[Extrait choisi]

La culture de contre-saison pratiquée dans la vallée de la Kanyaru continue de démontrer son importance dans l’amélioration des conditions de vie des habitants des collines de la commune Kirundo, en province de Butanyerera. Les agriculteurs affirment que cette pratique augmente la production agricole. Après la récolte du riz, ils enchainent avec d’autres cultures. Cette continuité leur permet d’assurer une alimentation suffisante de nourriture et de dégager des revenus pour améliorer les conditions de vie de leurs familles. Ces propos ont été recueillis par le journal « Le Renouveau du Burundi » auprès des agriculteurs.

Les exploitants des terres de la vallée de la rivière Kanyaru, qui marque la frontière entre le Burundi et le Rwanda, expliquent qu’après la récolte du riz, ils cultivent le haricot, du soja, du maïs, du sorgho, des patates douces et d’autres cultures vivrières. Selon eux, cette pratique permet aux ménages, d’éviter la faim, car ils continuent de produire pendant la saison sèche au lieu de rester inactifs.
Emmanuel Mugema, agriculteur, indique que la culture de contre-saison a sorti sa famille de la pauvreté. « Dès la fin de la saison sèche, nous pouvons déjà récolter. Avant nous devions attendre les pluies pour commencer les travaux. Aujourd’hui, nous cultivons même pendant la saison sèche. Nous obtenons de bonnes récoltes qui nourrissent la famille et nous vendons le surplus sur les marchés», témoigne-t-il.
Consolate Kabirori, agricultrice, explique pour sa part, que les revenus issus de ces récoltes lui permettent de payer les frais scolaires de ses enfants, de couvrir les dépenses de santé et de répondre aux besoins quotidiens de son ménage. Cette activité a profondément transformé les conditions de vie de sa famille », affirme-t-elle.
Vers un meilleur aménagement hydraulique
Jean Bosco Miburo souligne que le respect des conseils des techniciens agricoles contribue à l’amélioration des rendements. « Grâce à l’encadrement technique, de nombreux agriculteurs obtiennent aujourd’hui, des récoltes bien supérieures à celles d’autrefois » précise-t-il.
Il relève, toutefois, que les fortes chaleurs et le manque d’eau pendant certaines périodes réduisent parfois les rendements. Les agriculteurs demandent ainsi au gouvernement et à ses partenaires de développement, d’aménager les eaux de la rivière Kanyaru afin qu’elles puissent servir à l’irrigation lorsque les précipitations sont insuffisantes.

[/Extrait choisi]

Consigne: Recopiez le passage du texte sur la culture de contre-saison compris entre « Il relève, toutefois, que » et « précipitations sont insuffisantes. », bornes incluses, en remplaçant « précipitations » par « pluies ». La liste qui suit provient d'une autre source.

[Données présentées]

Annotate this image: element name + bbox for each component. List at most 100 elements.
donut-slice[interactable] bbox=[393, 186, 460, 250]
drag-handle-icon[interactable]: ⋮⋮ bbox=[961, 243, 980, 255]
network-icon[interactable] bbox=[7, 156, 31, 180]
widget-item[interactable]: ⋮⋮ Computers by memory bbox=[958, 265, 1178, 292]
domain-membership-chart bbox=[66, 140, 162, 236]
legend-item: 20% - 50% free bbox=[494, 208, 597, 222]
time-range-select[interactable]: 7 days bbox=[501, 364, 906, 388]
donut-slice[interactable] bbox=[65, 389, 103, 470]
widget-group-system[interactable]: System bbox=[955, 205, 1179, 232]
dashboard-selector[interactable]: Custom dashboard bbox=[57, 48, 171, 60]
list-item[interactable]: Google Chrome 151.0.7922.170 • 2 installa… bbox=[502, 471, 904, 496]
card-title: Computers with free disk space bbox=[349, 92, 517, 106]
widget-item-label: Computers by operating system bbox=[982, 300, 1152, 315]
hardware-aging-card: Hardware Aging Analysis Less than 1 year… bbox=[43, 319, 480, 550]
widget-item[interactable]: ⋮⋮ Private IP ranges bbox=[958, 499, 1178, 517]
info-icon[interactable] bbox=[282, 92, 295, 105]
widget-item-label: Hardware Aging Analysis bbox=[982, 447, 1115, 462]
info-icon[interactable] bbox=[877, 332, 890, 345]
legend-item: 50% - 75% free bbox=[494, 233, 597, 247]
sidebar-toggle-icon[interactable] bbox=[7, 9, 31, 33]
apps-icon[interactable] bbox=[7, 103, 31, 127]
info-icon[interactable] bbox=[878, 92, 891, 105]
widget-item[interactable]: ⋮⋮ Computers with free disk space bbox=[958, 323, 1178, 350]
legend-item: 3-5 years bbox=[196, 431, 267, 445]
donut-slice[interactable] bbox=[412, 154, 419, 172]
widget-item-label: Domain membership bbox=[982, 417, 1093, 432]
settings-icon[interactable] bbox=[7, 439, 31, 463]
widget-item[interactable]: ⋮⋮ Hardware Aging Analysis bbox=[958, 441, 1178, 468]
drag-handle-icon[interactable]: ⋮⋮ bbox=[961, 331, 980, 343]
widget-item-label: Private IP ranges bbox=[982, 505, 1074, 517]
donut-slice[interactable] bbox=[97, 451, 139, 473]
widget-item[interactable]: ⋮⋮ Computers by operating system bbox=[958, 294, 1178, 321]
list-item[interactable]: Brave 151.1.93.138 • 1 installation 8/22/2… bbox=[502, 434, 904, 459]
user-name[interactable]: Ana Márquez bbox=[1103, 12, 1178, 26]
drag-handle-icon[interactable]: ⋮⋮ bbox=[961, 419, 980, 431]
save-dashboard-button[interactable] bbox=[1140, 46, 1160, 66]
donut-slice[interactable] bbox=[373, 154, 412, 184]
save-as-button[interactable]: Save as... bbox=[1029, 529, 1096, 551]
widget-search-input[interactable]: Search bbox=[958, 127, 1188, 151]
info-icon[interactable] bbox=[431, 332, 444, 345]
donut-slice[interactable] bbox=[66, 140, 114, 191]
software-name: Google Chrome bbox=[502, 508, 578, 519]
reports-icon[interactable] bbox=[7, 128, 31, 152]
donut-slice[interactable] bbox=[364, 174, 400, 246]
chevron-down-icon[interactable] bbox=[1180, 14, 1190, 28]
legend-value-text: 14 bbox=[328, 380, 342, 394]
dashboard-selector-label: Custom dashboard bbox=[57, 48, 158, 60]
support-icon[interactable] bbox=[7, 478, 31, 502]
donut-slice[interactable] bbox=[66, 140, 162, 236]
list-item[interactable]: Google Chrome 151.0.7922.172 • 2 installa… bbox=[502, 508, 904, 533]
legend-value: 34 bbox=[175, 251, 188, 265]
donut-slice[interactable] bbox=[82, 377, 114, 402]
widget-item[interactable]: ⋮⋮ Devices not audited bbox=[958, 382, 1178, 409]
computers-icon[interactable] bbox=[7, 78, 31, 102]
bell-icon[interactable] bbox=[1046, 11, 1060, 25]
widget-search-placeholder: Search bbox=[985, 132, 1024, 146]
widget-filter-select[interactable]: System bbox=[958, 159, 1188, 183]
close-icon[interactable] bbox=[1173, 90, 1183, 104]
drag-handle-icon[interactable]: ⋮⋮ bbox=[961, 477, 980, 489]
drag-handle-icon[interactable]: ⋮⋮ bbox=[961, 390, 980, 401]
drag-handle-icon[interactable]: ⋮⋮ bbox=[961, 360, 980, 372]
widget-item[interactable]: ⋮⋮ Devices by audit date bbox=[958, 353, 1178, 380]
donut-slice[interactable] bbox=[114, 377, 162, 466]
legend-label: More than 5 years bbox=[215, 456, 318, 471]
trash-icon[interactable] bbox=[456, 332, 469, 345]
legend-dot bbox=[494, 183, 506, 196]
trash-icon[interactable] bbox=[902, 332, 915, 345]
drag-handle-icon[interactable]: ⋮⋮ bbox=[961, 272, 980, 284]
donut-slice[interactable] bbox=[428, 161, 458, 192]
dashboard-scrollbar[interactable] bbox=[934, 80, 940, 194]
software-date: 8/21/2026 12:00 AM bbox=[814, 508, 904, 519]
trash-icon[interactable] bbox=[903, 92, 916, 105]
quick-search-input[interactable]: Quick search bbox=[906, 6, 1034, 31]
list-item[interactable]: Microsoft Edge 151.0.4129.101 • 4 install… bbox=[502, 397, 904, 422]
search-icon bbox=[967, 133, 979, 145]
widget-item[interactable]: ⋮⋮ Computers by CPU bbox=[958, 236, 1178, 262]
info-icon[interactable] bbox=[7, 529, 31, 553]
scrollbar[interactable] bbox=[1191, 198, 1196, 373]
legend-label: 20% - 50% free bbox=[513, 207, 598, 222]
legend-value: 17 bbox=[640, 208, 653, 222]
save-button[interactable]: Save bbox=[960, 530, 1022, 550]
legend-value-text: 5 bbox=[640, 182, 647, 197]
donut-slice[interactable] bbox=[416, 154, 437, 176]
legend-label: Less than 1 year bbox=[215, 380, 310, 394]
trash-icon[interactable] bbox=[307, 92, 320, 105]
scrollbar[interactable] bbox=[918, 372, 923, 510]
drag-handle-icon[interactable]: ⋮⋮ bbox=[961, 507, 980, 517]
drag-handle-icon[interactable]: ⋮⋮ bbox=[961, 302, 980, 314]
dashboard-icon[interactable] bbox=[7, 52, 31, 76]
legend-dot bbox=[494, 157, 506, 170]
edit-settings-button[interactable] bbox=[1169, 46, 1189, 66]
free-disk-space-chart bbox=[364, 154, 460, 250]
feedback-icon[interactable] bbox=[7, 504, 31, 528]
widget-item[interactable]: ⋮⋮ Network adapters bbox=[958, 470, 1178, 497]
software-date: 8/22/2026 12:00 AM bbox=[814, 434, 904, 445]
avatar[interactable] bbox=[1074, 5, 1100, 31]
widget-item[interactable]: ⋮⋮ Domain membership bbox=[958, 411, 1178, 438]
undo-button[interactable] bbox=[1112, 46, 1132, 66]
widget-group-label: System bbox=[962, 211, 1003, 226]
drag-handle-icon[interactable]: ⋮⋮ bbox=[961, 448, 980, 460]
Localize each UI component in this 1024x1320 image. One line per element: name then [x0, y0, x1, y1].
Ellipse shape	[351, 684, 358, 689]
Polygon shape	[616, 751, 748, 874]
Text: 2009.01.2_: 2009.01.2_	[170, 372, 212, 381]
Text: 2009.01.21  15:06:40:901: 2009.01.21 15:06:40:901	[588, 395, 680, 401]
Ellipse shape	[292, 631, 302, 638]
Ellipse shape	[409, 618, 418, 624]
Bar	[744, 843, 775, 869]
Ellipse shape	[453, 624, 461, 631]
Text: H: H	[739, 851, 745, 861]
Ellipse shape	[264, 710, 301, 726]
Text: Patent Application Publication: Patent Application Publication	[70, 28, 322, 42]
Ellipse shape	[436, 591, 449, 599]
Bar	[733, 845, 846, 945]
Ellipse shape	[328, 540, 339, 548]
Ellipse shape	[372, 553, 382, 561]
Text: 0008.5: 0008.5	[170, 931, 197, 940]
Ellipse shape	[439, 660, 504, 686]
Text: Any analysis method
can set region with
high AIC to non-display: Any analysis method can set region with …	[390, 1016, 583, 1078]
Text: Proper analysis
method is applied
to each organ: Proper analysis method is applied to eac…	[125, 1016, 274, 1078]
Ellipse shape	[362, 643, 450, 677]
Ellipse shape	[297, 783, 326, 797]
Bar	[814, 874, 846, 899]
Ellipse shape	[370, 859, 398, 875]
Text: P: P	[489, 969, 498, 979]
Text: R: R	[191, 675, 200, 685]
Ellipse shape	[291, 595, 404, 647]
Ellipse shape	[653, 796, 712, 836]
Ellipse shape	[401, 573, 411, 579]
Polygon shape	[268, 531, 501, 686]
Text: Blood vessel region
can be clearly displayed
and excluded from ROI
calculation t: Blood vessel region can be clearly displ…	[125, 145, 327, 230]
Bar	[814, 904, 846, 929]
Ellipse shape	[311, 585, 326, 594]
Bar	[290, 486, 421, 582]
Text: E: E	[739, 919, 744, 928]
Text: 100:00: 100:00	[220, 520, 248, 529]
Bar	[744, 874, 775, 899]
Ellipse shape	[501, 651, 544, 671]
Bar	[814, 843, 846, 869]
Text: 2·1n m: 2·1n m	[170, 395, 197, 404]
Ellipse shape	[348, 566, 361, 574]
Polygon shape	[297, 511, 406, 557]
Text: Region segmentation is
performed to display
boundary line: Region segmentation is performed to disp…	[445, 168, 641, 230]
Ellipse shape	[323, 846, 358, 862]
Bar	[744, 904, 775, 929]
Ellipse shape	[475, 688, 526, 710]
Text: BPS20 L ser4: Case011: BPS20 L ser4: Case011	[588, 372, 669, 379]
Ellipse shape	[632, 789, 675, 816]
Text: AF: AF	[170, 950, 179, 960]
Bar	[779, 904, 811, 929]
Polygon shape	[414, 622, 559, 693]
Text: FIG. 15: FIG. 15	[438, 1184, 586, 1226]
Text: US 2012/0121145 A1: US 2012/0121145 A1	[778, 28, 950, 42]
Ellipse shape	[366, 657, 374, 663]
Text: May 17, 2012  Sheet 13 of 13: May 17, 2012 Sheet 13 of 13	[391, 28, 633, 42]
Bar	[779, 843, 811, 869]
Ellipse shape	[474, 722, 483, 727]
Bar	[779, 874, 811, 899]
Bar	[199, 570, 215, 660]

[/Données présentées]

Réponse:
Il relève, toutefois, que les fortes chaleurs et le manque d’eau pendant certaines périodes réduisent parfois les rendements. Les agriculteurs demandent ainsi au gouvernement et à ses partenaires de développement, d’aménager les eaux de la rivière Kanyaru afin qu’elles puissent servir à l’irrigation lorsque les pluies sont insuffisantes.